===== Records supplied =====
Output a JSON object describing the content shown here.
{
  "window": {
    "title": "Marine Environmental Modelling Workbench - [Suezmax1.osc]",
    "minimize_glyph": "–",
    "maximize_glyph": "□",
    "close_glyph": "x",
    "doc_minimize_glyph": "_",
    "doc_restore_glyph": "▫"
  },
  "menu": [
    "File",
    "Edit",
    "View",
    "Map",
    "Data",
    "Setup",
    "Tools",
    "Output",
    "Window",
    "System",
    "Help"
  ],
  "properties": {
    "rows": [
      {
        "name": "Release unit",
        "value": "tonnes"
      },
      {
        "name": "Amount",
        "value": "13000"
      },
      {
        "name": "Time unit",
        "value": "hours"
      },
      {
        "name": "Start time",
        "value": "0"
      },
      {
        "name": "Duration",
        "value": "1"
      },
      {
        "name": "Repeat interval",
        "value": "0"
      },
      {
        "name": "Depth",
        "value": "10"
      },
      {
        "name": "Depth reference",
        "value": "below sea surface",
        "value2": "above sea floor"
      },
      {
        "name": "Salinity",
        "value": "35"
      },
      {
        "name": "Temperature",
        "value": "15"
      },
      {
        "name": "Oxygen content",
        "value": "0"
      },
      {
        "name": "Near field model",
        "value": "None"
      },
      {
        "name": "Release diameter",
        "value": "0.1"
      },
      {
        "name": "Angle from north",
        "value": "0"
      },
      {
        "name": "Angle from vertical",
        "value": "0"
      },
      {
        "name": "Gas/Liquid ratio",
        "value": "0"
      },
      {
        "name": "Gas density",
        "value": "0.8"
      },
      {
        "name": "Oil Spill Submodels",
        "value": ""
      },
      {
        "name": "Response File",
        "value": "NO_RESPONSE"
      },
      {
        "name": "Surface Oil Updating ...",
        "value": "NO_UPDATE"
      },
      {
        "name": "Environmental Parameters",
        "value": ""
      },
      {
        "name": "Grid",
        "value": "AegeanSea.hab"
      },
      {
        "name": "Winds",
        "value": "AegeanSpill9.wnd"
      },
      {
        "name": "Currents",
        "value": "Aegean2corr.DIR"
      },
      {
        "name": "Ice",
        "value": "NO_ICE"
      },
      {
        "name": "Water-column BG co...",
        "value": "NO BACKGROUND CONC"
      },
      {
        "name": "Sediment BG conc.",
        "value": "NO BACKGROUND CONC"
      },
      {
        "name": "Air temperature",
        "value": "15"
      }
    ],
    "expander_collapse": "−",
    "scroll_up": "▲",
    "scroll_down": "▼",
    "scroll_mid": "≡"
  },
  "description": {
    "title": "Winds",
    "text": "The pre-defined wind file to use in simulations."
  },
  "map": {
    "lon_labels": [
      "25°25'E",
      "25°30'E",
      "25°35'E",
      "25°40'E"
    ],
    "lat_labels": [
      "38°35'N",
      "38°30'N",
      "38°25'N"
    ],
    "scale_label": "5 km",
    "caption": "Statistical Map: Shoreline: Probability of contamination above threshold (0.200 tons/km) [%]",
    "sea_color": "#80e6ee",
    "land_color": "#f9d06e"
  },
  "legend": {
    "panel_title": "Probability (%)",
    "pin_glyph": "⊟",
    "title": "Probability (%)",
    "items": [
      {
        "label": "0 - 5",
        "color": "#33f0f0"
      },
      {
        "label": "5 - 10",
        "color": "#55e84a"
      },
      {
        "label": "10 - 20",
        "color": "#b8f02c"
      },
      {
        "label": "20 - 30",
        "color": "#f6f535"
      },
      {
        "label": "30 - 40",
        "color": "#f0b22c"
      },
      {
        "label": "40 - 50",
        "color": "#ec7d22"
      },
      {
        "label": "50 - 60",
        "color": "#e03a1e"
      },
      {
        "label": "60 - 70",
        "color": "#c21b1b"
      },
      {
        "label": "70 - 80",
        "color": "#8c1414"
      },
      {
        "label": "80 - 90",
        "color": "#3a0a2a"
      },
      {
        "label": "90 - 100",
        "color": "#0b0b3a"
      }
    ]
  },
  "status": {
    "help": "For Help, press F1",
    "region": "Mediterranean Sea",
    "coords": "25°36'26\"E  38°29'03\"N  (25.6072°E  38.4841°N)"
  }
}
=====
● **Work to be completed**
Restate the records, all of them, precisely as written.

● **Worked solution**
Output a JSON object describing the content shown here.
{
  "window": {
    "title": "Marine Environmental Modelling Workbench - [Suezmax1.osc]",
    "minimize_glyph": "–",
    "maximize_glyph": "□",
    "close_glyph": "x",
    "doc_minimize_glyph": "_",
    "doc_restore_glyph": "▫"
  },
  "menu": [
    "File",
    "Edit",
    "View",
    "Map",
    "Data",
    "Setup",
    "Tools",
    "Output",
    "Window",
    "System",
    "Help"
  ],
  "properties": {
    "rows": [
      {
        "name": "Release unit",
        "value": "tonnes"
      },
      {
        "name": "Amount",
        "value": "13000"
      },
      {
        "name": "Time unit",
        "value": "hours"
      },
      {
        "name": "Start time",
        "value": "0"
      },
      {
        "name": "Duration",
        "value": "1"
      },
      {
        "name": "Repeat interval",
        "value": "0"
      },
      {
        "name": "Depth",
        "value": "10"
      },
      {
        "name": "Depth reference",
        "value": "below sea surface",
        "value2": "above sea floor"
      },
      {
        "name": "Salinity",
        "value": "35"
      },
      {
        "name": "Temperature",
        "value": "15"
      },
      {
        "name": "Oxygen content",
        "value": "0"
      },
      {
        "name": "Near field model",
        "value": "None"
      },
      {
        "name": "Release diameter",
        "value": "0.1"
      },
      {
        "name": "Angle from north",
        "value": "0"
      },
      {
        "name": "Angle from vertical",
        "value": "0"
      },
      {
        "name": "Gas/Liquid ratio",
        "value": "0"
      },
      {
        "name": "Gas density",
        "value": "0.8"
      },
      {
        "name": "Oil Spill Submodels",
        "value": ""
      },
      {
        "name": "Response File",
        "value": "NO_RESPONSE"
      },
      {
        "name": "Surface Oil Updating ...",
        "value": "NO_UPDATE"
      },
      {
        "name": "Environmental Parameters",
        "value": ""
      },
      {
        "name": "Grid",
        "value": "AegeanSea.hab"
      },
      {
        "name": "Winds",
        "value": "AegeanSpill9.wnd"
      },
      {
        "name": "Currents",
        "value": "Aegean2corr.DIR"
      },
      {
        "name": "Ice",
        "value": "NO_ICE"
      },
      {
        "name": "Water-column BG co...",
        "value": "NO BACKGROUND CONC"
      },
      {
        "name": "Sediment BG conc.",
        "value": "NO BACKGROUND CONC"
      },
      {
        "name": "Air temperature",
        "value": "15"
      }
    ],
    "expander_collapse": "−",
    "scroll_up": "▲",
    "scroll_down": "▼",
    "scroll_mid": "≡"
  },
  "description": {
    "title": "Winds",
    "text": "The pre-defined wind file to use in simulations."
  },
  "map": {
    "lon_labels": [
      "25°25'E",
      "25°30'E",
      "25°35'E",
      "25°40'E"
    ],
    "lat_labels": [
      "38°35'N",
      "38°30'N",
      "38°25'N"
    ],
    "scale_label": "5 km",
    "caption": "Statistical Map: Shoreline: Probability of contamination above threshold (0.200 tons/km) [%]",
    "sea_color": "#80e6ee",
    "land_color": "#f9d06e"
  },
  "legend": {
    "panel_title": "Probability (%)",
    "pin_glyph": "⊟",
    "title": "Probability (%)",
    "items": [
      {
        "label": "0 - 5",
        "color": "#33f0f0"
      },
      {
        "label": "5 - 10",
        "color": "#55e84a"
      },
      {
        "label": "10 - 20",
        "color": "#b8f02c"
      },
      {
        "label": "20 - 30",
        "color": "#f6f535"
      },
      {
        "label": "30 - 40",
        "color": "#f0b22c"
      },
      {
        "label": "40 - 50",
        "color": "#ec7d22"
      },
      {
        "label": "50 - 60",
        "color": "#e03a1e"
      },
      {
        "label": "60 - 70",
        "color": "#c21b1b"
      },
      {
        "label": "70 - 80",
        "color": "#8c1414"
      },
      {
        "label": "80 - 90",
        "color": "#3a0a2a"
      },
      {
        "label": "90 - 100",
        "color": "#0b0b3a"
      }
    ]
  },
  "status": {
    "help": "For Help, press F1",
    "region": "Mediterranean Sea",
    "coords": "25°36'26\"E  38°29'03\"N  (25.6072°E  38.4841°N)"
  }
}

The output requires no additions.